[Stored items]

-- start --

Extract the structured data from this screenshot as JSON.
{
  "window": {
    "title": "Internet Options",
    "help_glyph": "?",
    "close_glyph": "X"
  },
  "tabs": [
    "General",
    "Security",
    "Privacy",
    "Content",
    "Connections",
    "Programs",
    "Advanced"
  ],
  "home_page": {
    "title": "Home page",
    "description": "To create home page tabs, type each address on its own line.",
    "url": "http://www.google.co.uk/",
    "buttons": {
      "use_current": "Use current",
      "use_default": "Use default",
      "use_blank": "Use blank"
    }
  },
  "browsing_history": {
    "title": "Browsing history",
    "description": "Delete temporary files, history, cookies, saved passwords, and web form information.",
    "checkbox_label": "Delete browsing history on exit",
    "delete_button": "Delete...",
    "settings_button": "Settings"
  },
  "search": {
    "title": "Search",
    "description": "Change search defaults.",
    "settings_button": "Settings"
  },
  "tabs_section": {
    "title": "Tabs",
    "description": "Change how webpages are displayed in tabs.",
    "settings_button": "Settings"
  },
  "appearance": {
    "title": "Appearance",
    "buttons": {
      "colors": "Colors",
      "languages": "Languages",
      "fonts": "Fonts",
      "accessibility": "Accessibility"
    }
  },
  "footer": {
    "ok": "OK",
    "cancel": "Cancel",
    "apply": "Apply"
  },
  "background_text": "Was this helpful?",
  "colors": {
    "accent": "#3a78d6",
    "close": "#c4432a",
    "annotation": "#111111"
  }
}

-- end --

WHAT NEEDS TO BE DONE:
Return all of the above records exactly, leaving no line out.

ANSWER TO THE PROBLEM:
Extract the structured data from this screenshot as JSON.
{
  "window": {
    "title": "Internet Options",
    "help_glyph": "?",
    "close_glyph": "X"
  },
  "tabs": [
    "General",
    "Security",
    "Privacy",
    "Content",
    "Connections",
    "Programs",
    "Advanced"
  ],
  "home_page": {
    "title": "Home page",
    "description": "To create home page tabs, type each address on its own line.",
    "url": "http://www.google.co.uk/",
    "buttons": {
      "use_current": "Use current",
      "use_default": "Use default",
      "use_blank": "Use blank"
    }
  },
  "browsing_history": {
    "title": "Browsing history",
    "description": "Delete temporary files, history, cookies, saved passwords, and web form information.",
    "checkbox_label": "Delete browsing history on exit",
    "delete_button": "Delete...",
    "settings_button": "Settings"
  },
  "search": {
    "title": "Search",
    "description": "Change search defaults.",
    "settings_button": "Settings"
  },
  "tabs_section": {
    "title": "Tabs",
    "description": "Change how webpages are displayed in tabs.",
    "settings_button": "Settings"
  },
  "appearance": {
    "title": "Appearance",
    "buttons": {
      "colors": "Colors",
      "languages": "Languages",
      "fonts": "Fonts",
      "accessibility": "Accessibility"
    }
  },
  "footer": {
    "ok": "OK",
    "cancel": "Cancel",
    "apply": "Apply"
  },
  "background_text": "Was this helpful?",
  "colors": {
    "accent": "#3a78d6",
    "close": "#c4432a",
    "annotation": "#111111"
  }
}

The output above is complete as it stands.